• [Quoted text]
▼
Wednesday, January 10, 2007

Baby Blues...

Ok... I turn the BIG 2 6 in 18 days and I officially have the Baby Blues!

Actually it should be more appropriately titled, the Family Blues. I always said I would spend my 20's having children and my 30's raising them. I am a couple of weeks short of 26 and I have 1 son, 1 baby daddy, and a boyfriend.

Whoa... did I get lost somewhere?

I so want to have the husband, kids, house, cars, trips, picket fence, and dog. I have four years to get the ball rolling. I am officially not getting any younger. I just found 3 more gray hairs hiding around the crown of my head. Best believe I am beautiful... I just see my youth slowly diminishing. Maybe it is just me. At any rate... I am indeed ready. I would never consider being ready to the point of settling. And believe me... I am not settling. Ok... ok... I am rambling!
▲
Boxed element entries
▼
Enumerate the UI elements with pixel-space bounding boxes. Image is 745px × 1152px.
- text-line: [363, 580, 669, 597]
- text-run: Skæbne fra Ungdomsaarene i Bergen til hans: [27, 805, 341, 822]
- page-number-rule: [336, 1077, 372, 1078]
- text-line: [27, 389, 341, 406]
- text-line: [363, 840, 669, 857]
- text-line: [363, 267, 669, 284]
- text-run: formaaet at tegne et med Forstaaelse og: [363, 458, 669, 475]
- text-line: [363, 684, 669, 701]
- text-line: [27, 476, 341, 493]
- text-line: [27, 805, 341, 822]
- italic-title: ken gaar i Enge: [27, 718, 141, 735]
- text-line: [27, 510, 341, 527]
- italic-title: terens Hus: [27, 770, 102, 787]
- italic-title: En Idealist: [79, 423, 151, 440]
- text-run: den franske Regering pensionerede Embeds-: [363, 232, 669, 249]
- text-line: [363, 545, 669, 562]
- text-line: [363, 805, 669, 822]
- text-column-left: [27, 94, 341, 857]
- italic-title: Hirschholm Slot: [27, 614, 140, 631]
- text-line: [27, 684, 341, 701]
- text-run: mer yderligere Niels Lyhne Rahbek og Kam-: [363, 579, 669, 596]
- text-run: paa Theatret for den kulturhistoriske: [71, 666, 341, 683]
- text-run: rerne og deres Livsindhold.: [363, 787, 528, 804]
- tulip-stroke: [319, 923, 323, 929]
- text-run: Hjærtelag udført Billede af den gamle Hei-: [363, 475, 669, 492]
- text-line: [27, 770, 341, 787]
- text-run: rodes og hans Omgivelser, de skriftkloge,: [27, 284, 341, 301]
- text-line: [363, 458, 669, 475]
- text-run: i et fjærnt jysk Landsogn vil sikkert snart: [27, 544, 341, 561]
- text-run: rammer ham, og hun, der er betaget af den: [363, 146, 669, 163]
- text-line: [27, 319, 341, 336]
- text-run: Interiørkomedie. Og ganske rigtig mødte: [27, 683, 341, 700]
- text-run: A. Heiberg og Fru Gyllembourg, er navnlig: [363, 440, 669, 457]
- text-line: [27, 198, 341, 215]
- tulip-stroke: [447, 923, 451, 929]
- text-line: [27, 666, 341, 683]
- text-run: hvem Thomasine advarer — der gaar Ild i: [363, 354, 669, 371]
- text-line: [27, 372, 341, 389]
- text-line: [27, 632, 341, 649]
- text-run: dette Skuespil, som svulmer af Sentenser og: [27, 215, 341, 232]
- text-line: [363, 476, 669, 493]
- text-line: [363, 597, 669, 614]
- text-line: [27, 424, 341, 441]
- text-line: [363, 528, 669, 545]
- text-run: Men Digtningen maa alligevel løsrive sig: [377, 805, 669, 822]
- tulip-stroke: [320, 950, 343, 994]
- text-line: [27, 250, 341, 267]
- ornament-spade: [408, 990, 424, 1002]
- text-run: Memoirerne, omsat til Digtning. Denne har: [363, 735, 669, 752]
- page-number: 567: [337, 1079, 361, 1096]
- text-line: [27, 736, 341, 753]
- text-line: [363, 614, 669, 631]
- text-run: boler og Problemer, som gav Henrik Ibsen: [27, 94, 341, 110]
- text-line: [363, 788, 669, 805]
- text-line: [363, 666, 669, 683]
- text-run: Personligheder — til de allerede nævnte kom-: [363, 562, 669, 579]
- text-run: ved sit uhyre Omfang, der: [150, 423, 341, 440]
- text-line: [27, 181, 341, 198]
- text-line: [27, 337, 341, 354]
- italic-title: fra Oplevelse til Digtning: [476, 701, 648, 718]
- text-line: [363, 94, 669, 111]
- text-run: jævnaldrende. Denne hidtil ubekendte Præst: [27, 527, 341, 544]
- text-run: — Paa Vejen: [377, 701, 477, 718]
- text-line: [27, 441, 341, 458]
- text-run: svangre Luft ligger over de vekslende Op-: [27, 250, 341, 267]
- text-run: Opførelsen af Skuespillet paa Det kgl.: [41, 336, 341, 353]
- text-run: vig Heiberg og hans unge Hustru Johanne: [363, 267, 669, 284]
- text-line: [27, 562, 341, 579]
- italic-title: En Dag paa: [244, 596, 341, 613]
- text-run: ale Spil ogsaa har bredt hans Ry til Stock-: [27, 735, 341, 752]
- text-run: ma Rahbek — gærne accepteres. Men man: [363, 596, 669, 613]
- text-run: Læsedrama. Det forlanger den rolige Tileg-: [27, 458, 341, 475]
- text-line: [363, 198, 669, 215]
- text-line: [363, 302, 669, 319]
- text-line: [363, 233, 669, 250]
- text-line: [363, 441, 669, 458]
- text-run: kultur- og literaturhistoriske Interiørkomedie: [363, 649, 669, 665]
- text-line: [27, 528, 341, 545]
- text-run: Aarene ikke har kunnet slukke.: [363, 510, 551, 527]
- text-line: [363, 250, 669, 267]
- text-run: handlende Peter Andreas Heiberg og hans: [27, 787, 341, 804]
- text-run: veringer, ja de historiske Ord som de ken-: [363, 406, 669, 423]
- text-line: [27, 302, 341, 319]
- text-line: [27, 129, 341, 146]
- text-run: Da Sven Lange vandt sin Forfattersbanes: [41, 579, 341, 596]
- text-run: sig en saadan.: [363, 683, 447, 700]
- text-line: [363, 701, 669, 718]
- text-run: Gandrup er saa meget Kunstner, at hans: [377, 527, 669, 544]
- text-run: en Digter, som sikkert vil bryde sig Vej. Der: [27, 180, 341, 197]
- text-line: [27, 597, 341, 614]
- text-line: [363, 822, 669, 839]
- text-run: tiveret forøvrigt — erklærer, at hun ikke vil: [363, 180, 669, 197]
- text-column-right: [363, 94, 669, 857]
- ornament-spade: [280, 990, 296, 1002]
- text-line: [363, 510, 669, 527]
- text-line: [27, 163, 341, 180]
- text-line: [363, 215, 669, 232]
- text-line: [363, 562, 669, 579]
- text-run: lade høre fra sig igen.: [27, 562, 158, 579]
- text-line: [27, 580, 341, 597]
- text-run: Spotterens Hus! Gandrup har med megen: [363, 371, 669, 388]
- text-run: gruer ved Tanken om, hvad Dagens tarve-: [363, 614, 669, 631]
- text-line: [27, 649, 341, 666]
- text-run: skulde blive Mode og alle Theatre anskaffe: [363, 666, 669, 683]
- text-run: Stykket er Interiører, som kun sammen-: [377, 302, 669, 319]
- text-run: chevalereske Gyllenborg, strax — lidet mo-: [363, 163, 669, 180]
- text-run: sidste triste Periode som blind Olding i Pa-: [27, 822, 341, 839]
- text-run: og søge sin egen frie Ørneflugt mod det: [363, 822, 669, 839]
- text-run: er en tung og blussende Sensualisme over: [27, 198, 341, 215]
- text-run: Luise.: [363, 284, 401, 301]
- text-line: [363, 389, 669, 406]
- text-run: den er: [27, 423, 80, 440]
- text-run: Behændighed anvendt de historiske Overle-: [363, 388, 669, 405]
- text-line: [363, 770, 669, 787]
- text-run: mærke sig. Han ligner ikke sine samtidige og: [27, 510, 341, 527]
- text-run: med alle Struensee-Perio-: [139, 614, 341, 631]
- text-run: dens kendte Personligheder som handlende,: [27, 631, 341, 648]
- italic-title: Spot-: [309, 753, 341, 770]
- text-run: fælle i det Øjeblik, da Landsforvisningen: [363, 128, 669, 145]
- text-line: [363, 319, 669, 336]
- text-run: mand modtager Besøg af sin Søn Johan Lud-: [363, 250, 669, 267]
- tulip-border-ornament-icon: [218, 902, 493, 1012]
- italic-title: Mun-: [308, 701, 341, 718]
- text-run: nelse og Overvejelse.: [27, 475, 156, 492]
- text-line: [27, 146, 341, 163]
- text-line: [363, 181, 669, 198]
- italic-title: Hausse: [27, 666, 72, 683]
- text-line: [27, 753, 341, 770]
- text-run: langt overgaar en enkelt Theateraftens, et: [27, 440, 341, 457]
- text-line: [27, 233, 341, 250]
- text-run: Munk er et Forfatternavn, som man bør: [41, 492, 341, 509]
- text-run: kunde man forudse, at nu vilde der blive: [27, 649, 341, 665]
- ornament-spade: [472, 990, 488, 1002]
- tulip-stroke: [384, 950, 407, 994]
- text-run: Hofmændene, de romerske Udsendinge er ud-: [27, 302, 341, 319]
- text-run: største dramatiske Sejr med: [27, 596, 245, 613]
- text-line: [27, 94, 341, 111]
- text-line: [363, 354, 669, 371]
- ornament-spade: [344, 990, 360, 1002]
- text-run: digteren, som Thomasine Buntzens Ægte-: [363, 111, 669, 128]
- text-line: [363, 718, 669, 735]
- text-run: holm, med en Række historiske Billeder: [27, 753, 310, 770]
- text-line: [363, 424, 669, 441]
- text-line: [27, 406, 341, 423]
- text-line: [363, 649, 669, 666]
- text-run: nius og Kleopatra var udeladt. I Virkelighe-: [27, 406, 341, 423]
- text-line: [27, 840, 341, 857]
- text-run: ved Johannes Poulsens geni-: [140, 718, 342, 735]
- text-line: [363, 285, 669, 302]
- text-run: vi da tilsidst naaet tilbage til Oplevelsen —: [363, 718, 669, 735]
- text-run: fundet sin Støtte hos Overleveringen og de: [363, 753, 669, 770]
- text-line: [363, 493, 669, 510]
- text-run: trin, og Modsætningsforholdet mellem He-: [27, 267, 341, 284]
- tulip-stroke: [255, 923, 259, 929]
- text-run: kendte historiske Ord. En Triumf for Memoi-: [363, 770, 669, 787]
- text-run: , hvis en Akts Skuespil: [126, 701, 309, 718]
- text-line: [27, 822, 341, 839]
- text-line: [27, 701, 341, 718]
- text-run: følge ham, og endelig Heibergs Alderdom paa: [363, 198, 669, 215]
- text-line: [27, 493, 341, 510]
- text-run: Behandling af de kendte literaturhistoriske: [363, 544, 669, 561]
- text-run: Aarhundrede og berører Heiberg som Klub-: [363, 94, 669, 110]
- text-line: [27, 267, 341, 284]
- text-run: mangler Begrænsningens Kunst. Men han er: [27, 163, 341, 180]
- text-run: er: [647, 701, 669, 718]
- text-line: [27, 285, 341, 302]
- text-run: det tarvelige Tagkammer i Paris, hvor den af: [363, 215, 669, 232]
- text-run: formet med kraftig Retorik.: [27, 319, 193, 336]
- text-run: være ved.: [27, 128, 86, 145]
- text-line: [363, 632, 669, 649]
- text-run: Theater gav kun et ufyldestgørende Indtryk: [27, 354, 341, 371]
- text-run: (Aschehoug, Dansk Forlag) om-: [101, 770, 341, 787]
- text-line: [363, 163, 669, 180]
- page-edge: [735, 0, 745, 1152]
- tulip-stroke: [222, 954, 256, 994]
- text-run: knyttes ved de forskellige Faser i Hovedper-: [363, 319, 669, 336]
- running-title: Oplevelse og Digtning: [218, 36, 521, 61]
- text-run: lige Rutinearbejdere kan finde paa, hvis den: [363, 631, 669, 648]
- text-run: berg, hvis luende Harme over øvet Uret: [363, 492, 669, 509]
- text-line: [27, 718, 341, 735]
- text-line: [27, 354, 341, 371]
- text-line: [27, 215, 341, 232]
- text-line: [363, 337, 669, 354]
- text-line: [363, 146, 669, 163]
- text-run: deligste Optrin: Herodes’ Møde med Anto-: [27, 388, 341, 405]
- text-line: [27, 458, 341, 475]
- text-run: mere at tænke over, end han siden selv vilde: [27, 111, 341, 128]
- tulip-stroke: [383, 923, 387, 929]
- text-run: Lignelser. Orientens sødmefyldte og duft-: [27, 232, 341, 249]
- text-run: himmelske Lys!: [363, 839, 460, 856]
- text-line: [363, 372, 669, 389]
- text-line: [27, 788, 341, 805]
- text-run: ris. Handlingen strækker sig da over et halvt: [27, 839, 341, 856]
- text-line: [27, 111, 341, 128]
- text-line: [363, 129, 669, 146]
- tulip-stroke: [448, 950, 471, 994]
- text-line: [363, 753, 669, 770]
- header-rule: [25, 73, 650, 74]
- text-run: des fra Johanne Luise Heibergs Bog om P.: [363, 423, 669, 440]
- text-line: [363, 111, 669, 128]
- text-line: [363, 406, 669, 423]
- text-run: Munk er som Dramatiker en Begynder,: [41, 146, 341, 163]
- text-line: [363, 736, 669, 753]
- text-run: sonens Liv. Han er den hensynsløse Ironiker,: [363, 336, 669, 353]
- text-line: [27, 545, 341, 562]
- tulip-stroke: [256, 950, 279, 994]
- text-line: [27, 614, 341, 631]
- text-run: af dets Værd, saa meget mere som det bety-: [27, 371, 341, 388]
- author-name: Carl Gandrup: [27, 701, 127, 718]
▲
• [What this exercise asks]
A. Update the rows from the first one through the line that contains "- text-line: [363, 267, 669, 284]", putting "line-box" in place of every "text-line" and changing nothing else.
B. Write what comes next in the post about the Baby Blues, picking up right after its last sentence.

• [Outputs for the tasks]
A.
Enumerate the UI elements with pixel-space bounding boxes. Image is 745px × 1152px.
- line-box: [363, 580, 669, 597]
- text-run: Skæbne fra Ungdomsaarene i Bergen til hans: [27, 805, 341, 822]
- page-number-rule: [336, 1077, 372, 1078]
- line-box: [27, 389, 341, 406]
- line-box: [363, 840, 669, 857]
- line-box: [363, 267, 669, 284]

B.
Here is what I want. Promise me you won't tell King. I don't want to scare him. I can be a bit much at times...

By 26 1/2 I want to be engaged and planning my wedding. My Non-Profit will be doing great and I will be self-employed. I will walk down the isle shortly after my 27th birthday. By 28 I will be pregnant with the 1st of three children with my husband (Sun was a bonus inheritance).
I will spend the next 3 years pregnant and having babies. That will put me at a husband and 5 kids by 31. Not too bad. King has a son and so do I, so that’s 2... I will add the three after marriage.

I want to spend my thirties enjoying my husband, children, and life.

Man! I vented indeed. I guess I just took time to think about my future. I am so ready!

Enough mushiness.
The End.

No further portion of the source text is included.